— START OF Material for this task —

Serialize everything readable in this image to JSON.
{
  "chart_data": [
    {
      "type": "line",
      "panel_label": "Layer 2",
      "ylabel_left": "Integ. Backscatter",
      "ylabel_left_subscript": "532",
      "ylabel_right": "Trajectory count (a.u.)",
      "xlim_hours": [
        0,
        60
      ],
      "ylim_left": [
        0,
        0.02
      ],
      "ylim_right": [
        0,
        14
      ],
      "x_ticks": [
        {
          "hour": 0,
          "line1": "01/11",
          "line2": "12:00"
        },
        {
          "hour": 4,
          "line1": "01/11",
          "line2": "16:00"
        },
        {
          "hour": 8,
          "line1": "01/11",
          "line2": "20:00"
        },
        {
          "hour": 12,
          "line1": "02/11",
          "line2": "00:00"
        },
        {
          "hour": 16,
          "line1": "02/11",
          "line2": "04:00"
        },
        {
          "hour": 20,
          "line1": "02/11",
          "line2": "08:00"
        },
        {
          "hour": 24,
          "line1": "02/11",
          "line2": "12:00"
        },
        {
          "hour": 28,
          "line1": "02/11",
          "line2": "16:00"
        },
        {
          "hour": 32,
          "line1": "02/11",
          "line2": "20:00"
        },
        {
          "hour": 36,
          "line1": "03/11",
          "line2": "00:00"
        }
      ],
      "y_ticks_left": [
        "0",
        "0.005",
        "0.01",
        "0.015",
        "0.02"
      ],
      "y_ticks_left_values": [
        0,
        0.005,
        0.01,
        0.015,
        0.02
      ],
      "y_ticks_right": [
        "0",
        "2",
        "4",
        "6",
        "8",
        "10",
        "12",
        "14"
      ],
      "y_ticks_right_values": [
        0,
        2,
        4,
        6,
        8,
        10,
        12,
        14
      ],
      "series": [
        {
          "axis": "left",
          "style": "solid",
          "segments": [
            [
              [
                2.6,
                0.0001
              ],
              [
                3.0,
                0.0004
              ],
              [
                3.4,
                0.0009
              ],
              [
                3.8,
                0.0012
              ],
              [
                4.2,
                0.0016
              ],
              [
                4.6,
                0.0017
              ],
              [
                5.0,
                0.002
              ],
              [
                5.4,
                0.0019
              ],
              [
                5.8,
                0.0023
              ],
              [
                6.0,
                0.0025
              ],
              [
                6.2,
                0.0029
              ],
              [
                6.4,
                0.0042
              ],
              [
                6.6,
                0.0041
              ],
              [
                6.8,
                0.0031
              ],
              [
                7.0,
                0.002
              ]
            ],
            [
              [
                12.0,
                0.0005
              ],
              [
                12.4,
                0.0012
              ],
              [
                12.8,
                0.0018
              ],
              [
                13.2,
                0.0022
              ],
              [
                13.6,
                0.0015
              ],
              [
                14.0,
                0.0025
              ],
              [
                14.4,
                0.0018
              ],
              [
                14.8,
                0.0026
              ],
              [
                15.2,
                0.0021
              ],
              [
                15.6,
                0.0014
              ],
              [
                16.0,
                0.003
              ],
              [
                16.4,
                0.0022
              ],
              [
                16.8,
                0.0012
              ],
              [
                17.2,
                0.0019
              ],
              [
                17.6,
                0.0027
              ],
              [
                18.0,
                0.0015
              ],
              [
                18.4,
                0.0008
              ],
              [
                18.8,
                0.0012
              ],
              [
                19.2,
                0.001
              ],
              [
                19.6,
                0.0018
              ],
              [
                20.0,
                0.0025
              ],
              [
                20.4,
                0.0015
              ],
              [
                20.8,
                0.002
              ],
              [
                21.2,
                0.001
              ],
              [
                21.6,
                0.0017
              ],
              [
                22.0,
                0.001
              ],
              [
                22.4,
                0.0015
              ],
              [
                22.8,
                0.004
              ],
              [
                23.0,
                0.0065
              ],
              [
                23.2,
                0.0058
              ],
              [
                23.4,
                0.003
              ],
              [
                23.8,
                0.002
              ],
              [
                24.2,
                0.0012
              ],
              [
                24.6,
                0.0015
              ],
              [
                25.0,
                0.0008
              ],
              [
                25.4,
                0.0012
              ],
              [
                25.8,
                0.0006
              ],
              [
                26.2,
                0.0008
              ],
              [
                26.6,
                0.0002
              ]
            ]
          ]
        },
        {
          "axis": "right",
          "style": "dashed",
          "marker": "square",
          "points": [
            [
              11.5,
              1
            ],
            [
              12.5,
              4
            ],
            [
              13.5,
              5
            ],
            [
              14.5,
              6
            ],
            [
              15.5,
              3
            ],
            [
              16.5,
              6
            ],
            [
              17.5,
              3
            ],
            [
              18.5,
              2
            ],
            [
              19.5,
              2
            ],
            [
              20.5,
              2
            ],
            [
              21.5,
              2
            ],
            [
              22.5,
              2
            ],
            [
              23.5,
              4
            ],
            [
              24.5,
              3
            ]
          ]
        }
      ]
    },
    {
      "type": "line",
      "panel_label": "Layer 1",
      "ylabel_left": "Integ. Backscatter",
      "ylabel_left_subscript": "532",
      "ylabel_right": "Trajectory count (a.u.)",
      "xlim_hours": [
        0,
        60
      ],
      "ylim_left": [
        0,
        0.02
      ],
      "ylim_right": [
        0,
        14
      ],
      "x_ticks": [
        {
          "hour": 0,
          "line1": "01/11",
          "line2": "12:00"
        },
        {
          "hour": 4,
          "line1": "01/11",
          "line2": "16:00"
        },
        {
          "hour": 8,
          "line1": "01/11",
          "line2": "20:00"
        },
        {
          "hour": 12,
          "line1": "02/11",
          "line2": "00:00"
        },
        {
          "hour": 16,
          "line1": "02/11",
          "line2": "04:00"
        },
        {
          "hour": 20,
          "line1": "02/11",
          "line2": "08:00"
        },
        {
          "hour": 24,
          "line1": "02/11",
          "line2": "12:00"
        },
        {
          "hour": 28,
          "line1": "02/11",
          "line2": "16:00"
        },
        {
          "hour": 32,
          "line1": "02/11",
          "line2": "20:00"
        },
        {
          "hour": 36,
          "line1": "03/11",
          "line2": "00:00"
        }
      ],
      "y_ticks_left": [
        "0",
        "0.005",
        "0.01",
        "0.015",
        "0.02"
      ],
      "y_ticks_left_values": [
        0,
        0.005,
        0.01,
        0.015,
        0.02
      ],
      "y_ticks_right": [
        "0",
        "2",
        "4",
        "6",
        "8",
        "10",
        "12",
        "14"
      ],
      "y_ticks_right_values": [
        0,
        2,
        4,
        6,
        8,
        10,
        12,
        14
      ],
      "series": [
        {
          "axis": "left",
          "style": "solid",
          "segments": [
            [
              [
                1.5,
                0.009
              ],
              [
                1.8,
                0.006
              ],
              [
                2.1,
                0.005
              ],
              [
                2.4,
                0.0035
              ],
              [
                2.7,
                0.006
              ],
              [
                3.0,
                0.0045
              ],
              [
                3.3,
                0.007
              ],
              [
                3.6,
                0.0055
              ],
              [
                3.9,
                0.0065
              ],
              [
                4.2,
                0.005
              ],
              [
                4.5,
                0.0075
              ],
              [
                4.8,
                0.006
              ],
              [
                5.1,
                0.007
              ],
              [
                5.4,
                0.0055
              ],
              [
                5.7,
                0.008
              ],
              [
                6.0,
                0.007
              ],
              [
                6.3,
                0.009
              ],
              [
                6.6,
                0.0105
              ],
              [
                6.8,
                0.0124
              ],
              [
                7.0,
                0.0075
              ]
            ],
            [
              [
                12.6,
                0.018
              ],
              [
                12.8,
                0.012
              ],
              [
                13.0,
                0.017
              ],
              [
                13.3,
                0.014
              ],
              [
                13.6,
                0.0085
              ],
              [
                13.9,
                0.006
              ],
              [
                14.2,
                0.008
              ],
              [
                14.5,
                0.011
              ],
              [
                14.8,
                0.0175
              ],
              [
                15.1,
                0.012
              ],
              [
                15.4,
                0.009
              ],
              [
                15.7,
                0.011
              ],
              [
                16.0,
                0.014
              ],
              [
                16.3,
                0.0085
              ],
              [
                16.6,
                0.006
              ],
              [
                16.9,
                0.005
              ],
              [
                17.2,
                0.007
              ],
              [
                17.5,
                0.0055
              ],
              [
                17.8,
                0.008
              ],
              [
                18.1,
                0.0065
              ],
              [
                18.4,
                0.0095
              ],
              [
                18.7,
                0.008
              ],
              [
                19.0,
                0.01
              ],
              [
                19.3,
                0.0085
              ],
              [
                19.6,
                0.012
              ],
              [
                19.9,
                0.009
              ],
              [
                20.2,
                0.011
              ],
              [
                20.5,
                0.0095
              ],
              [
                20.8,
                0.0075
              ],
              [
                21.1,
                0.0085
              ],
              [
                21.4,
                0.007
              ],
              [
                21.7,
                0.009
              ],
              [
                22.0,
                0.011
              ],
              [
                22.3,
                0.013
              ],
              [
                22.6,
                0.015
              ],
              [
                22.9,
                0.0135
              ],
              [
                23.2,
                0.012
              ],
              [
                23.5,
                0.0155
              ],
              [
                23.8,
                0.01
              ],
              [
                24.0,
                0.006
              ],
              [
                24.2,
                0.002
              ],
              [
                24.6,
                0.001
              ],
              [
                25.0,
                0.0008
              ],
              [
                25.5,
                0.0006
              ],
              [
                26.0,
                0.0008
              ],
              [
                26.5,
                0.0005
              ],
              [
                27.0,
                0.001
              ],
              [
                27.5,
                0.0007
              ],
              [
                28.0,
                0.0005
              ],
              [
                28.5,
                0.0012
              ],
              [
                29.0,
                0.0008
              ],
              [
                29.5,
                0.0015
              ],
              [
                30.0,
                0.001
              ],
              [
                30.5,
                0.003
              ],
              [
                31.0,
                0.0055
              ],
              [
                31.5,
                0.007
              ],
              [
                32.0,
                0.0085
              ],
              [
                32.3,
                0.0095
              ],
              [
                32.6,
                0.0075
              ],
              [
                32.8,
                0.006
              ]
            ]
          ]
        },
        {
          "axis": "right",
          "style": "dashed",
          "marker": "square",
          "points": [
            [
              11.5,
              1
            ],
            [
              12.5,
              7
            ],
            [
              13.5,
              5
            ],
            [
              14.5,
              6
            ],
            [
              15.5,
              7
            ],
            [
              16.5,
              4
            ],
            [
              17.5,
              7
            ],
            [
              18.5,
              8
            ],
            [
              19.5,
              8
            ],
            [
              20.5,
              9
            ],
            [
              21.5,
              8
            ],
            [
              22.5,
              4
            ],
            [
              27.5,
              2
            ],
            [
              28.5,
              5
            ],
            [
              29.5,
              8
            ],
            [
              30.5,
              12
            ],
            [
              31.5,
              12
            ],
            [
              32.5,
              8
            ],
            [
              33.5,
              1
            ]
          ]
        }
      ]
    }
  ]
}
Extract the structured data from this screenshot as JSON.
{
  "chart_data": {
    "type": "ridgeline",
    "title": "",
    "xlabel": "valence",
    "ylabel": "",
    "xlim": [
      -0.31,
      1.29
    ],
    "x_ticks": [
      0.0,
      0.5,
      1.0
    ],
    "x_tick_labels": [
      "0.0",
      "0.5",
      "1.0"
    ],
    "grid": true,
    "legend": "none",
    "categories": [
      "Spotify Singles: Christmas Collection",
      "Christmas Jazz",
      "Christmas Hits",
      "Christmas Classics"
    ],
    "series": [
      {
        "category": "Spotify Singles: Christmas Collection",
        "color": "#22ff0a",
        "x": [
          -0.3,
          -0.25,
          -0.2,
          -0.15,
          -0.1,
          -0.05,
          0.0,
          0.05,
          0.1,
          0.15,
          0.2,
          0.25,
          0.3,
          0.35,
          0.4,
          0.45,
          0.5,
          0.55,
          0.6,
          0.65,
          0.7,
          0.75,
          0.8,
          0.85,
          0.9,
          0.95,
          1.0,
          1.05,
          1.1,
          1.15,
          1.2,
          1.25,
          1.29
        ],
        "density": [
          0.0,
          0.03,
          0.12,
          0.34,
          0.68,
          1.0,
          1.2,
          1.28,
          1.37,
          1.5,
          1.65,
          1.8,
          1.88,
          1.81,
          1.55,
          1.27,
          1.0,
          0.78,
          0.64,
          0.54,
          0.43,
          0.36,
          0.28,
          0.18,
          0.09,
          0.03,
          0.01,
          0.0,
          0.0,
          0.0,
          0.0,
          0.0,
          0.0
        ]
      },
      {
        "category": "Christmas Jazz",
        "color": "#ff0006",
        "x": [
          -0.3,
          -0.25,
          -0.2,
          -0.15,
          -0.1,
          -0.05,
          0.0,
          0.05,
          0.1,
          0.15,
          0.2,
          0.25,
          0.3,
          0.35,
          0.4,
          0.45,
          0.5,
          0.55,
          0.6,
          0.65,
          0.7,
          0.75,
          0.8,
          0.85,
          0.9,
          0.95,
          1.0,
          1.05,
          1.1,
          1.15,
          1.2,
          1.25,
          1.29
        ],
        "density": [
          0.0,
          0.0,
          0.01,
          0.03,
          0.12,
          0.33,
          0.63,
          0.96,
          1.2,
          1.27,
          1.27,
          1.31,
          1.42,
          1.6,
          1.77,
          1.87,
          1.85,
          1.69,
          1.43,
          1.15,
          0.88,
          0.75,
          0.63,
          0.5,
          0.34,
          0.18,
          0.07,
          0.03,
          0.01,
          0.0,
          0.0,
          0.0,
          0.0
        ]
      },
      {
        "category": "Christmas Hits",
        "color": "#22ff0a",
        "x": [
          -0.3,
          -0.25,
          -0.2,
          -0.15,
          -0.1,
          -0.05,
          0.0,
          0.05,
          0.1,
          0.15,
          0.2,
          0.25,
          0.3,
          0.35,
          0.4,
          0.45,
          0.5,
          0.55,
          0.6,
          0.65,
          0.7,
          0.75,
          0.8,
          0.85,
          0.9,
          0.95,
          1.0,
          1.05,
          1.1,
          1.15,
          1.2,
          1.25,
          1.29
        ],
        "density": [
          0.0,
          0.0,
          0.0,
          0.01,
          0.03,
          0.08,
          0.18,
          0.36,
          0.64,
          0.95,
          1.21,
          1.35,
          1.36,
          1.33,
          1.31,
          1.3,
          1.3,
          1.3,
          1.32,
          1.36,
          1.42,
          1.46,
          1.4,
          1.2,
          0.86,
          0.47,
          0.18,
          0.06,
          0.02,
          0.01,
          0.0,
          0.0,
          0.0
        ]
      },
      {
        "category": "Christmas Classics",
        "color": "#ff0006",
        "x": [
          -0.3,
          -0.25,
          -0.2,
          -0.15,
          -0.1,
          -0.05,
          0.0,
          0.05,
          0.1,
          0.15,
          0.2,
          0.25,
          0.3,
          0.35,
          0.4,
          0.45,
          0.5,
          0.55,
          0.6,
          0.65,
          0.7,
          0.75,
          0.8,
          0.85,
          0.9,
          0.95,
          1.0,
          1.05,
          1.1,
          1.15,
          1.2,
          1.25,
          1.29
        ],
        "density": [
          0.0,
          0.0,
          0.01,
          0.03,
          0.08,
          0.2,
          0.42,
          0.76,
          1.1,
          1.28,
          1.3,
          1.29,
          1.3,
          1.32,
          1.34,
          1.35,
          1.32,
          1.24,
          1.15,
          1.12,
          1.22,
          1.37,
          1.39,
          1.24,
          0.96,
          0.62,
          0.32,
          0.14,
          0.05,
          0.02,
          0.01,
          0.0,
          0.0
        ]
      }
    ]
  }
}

— END OF Material for this task —

* _Task brief_
Copy out every line in the entries above that holds "Christmas".

* _Output for this task_
      "Spotify Singles: Christmas Collection",
      "Christmas Jazz",
      "Christmas Hits",
      "Christmas Classics"
        "category": "Spotify Singles: Christmas Collection",
        "category": "Christmas Jazz",
        "category": "Christmas Hits",
        "category": "Christmas Classics",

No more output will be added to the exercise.